--- Set task ---
The records underneath are to be repeated exactly, with the pictures left out.

** BEGIN **

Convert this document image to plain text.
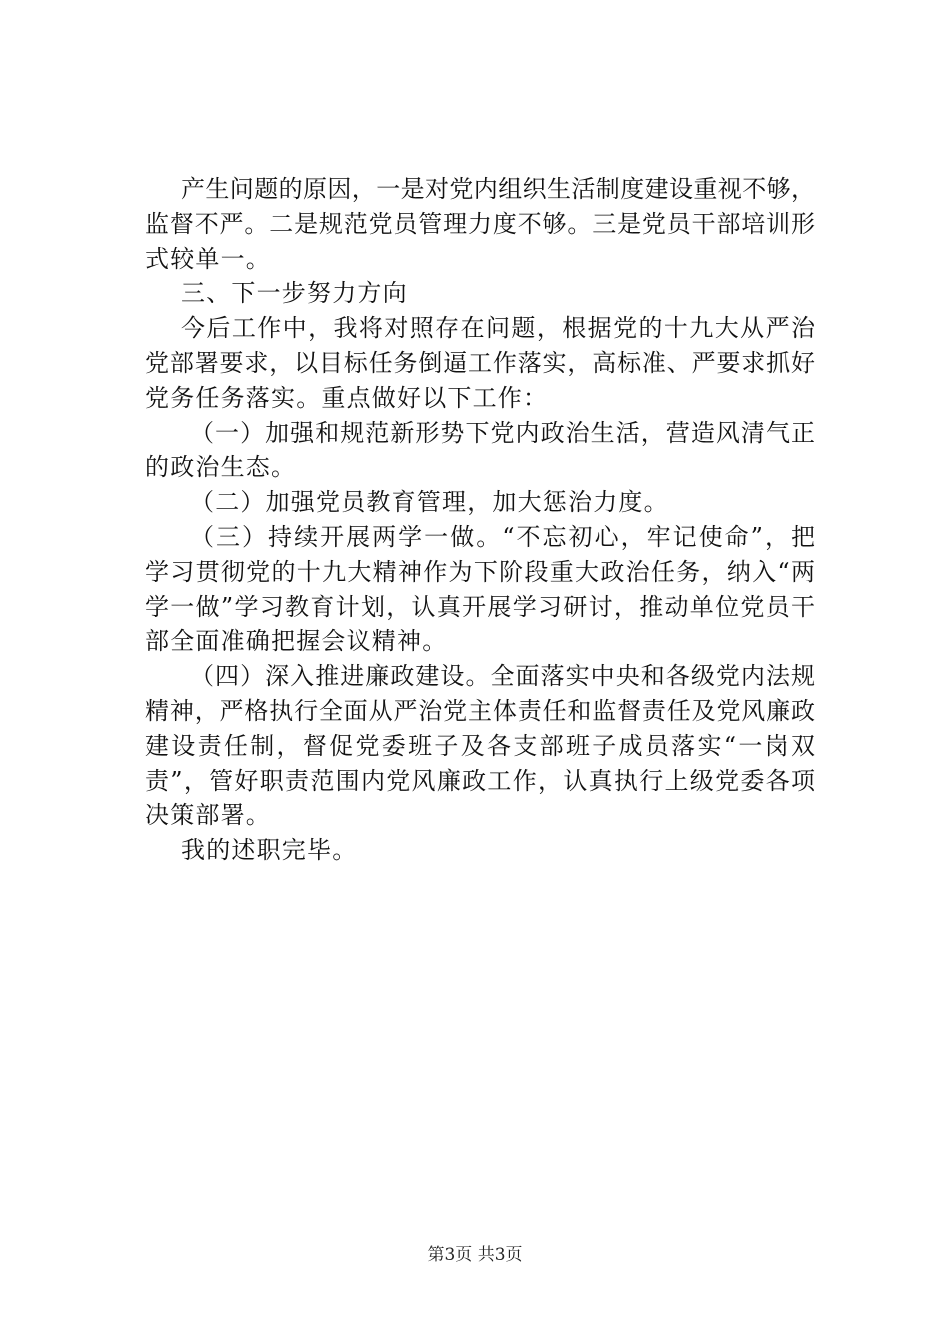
产生问题的原因，一是对党内组织生活制度建设重视不够，
监督不严。二是规范党员管理力度不够。三是党员干部培训形
式较单一。
三、下一步努力方向
今后工作中，我将对照存在问题，根据党的十九大从严治
党部署要求，以目标任务倒逼工作落实，高标准、严要求抓好
党务任务落实。重点做好以下工作：
（一）加强和规范新形势下党内政治生活，营造风清气正
的政治生态。
（二）加强党员教育管理，加大惩治力度。
（三）持续开展两学一做。“不忘初心，牢记使命”，把
学习贯彻党的十九大精神作为下阶段重大政治任务，纳入“两
学一做”学习教育计划，认真开展学习研讨，推动单位党员干
部全面准确把握会议精神。
（四）深入推进廉政建设。全面落实中央和各级党内法规
精神，严格执行全面从严治党主体责任和监督责任及党风廉政
建设责任制，督促党委班子及各支部班子成员落实“一岗双
责”，管好职责范围内党风廉政工作，认真执行上级党委各项
决策部署。
我的述职完毕。
第3页 共3页
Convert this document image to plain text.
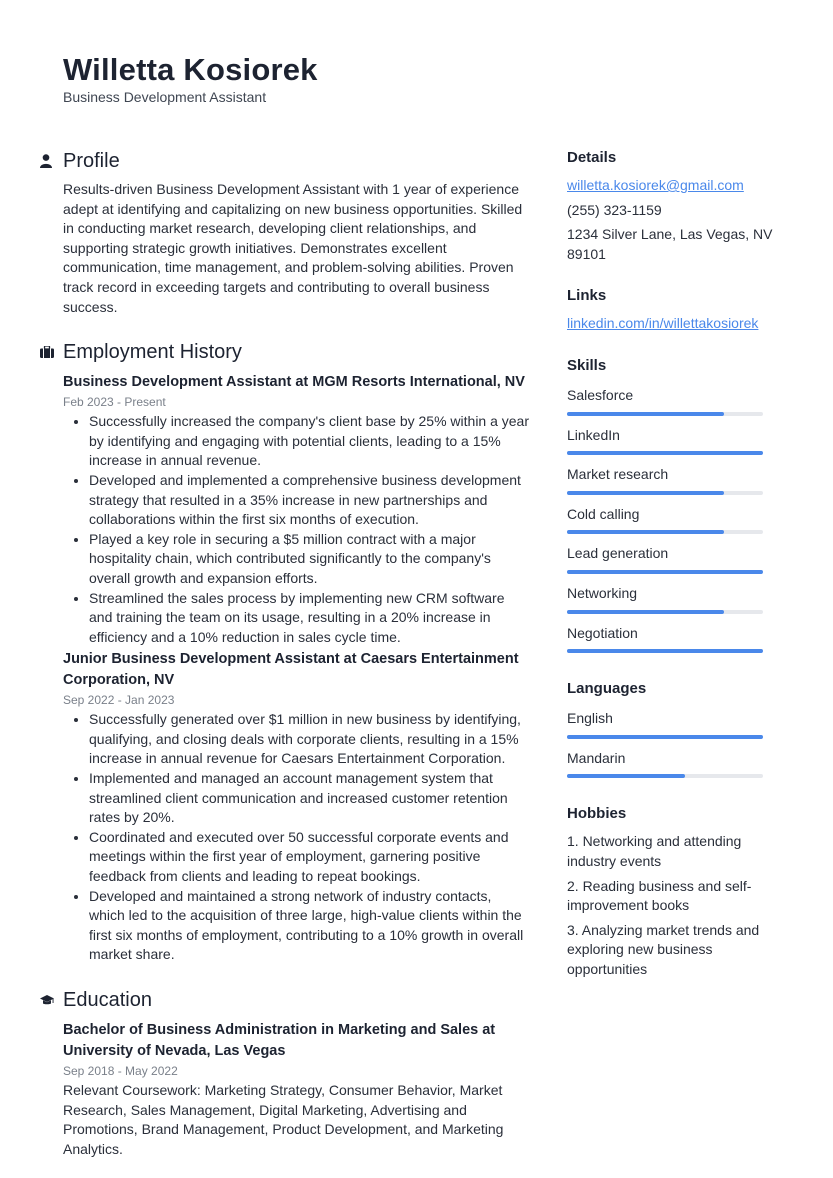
Willetta Kosiorek
Business Development Assistant
Profile
Results-driven Business Development Assistant with 1 year of experience adept at identifying and capitalizing on new business opportunities. Skilled in conducting market research, developing client relationships, and supporting strategic growth initiatives. Demonstrates excellent communication, time management, and problem-solving abilities. Proven track record in exceeding targets and contributing to overall business success.
Employment History
Business Development Assistant at MGM Resorts International, NV
Feb 2023 - Present
• Successfully increased the company's client base by 25% within a year by identifying and engaging with potential clients, leading to a 15% increase in annual revenue.
• Developed and implemented a comprehensive business development strategy that resulted in a 35% increase in new partnerships and collaborations within the first six months of execution.
• Played a key role in securing a $5 million contract with a major hospitality chain, which contributed significantly to the company's overall growth and expansion efforts.
• Streamlined the sales process by implementing new CRM software and training the team on its usage, resulting in a 20% increase in efficiency and a 10% reduction in sales cycle time.
Junior Business Development Assistant at Caesars Entertainment Corporation, NV
Sep 2022 - Jan 2023
• Successfully generated over $1 million in new business by identifying, qualifying, and closing deals with corporate clients, resulting in a 15% increase in annual revenue for Caesars Entertainment Corporation.
• Implemented and managed an account management system that streamlined client communication and increased customer retention rates by 20%.
• Coordinated and executed over 50 successful corporate events and meetings within the first year of employment, garnering positive feedback from clients and leading to repeat bookings.
• Developed and maintained a strong network of industry contacts, which led to the acquisition of three large, high-value clients within the first six months of employment, contributing to a 10% growth in overall market share.
Education
Bachelor of Business Administration in Marketing and Sales at University of Nevada, Las Vegas
Sep 2018 - May 2022
Relevant Coursework: Marketing Strategy, Consumer Behavior, Market Research, Sales Management, Digital Marketing, Advertising and Promotions, Brand Management, Product Development, and Marketing Analytics.
Details
willetta.kosiorek@gmail.com
(255) 323-1159
1234 Silver Lane, Las Vegas, NV 89101
Links
linkedin.com/in/willettakosiorek
Skills
Salesforce
LinkedIn
Market research
Cold calling
Lead generation
Networking
Negotiation
Languages
English
Mandarin
Hobbies
1. Networking and attending industry events
2. Reading business and self-improvement books
3. Analyzing market trends and exploring new business opportunities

** END **

--- Exercise solution ---
Convert this document image to plain text.
产生问题的原因，一是对党内组织生活制度建设重视不够，
监督不严。二是规范党员管理力度不够。三是党员干部培训形
式较单一。
三、下一步努力方向
今后工作中，我将对照存在问题，根据党的十九大从严治
党部署要求，以目标任务倒逼工作落实，高标准、严要求抓好
党务任务落实。重点做好以下工作：
（一）加强和规范新形势下党内政治生活，营造风清气正
的政治生态。
（二）加强党员教育管理，加大惩治力度。
（三）持续开展两学一做。“不忘初心，牢记使命”，把
学习贯彻党的十九大精神作为下阶段重大政治任务，纳入“两
学一做”学习教育计划，认真开展学习研讨，推动单位党员干
部全面准确把握会议精神。
（四）深入推进廉政建设。全面落实中央和各级党内法规
精神，严格执行全面从严治党主体责任和监督责任及党风廉政
建设责任制，督促党委班子及各支部班子成员落实“一岗双
责”，管好职责范围内党风廉政工作，认真执行上级党委各项
决策部署。
我的述职完毕。
第3页 共3页
Convert this document image to plain text.
Willetta Kosiorek
Business Development Assistant
Profile
Results-driven Business Development Assistant with 1 year of experience adept at identifying and capitalizing on new business opportunities. Skilled in conducting market research, developing client relationships, and supporting strategic growth initiatives. Demonstrates excellent communication, time management, and problem-solving abilities. Proven track record in exceeding targets and contributing to overall business success.
Employment History
Business Development Assistant at MGM Resorts International, NV
Feb 2023 - Present
• Successfully increased the company's client base by 25% within a year by identifying and engaging with potential clients, leading to a 15% increase in annual revenue.
• Developed and implemented a comprehensive business development strategy that resulted in a 35% increase in new partnerships and collaborations within the first six months of execution.
• Played a key role in securing a $5 million contract with a major hospitality chain, which contributed significantly to the company's overall growth and expansion efforts.
• Streamlined the sales process by implementing new CRM software and training the team on its usage, resulting in a 20% increase in efficiency and a 10% reduction in sales cycle time.
Junior Business Development Assistant at Caesars Entertainment Corporation, NV
Sep 2022 - Jan 2023
• Successfully generated over $1 million in new business by identifying, qualifying, and closing deals with corporate clients, resulting in a 15% increase in annual revenue for Caesars Entertainment Corporation.
• Implemented and managed an account management system that streamlined client communication and increased customer retention rates by 20%.
• Coordinated and executed over 50 successful corporate events and meetings within the first year of employment, garnering positive feedback from clients and leading to repeat bookings.
• Developed and maintained a strong network of industry contacts, which led to the acquisition of three large, high-value clients within the first six months of employment, contributing to a 10% growth in overall market share.
Education
Bachelor of Business Administration in Marketing and Sales at University of Nevada, Las Vegas
Sep 2018 - May 2022
Relevant Coursework: Marketing Strategy, Consumer Behavior, Market Research, Sales Management, Digital Marketing, Advertising and Promotions, Brand Management, Product Development, and Marketing Analytics.
Details
willetta.kosiorek@gmail.com
(255) 323-1159
1234 Silver Lane, Las Vegas, NV 89101
Links
linkedin.com/in/willettakosiorek
Skills
Salesforce
LinkedIn
Market research
Cold calling
Lead generation
Networking
Negotiation
Languages
English
Mandarin
Hobbies
1. Networking and attending industry events
2. Reading business and self-improvement books
3. Analyzing market trends and exploring new business opportunities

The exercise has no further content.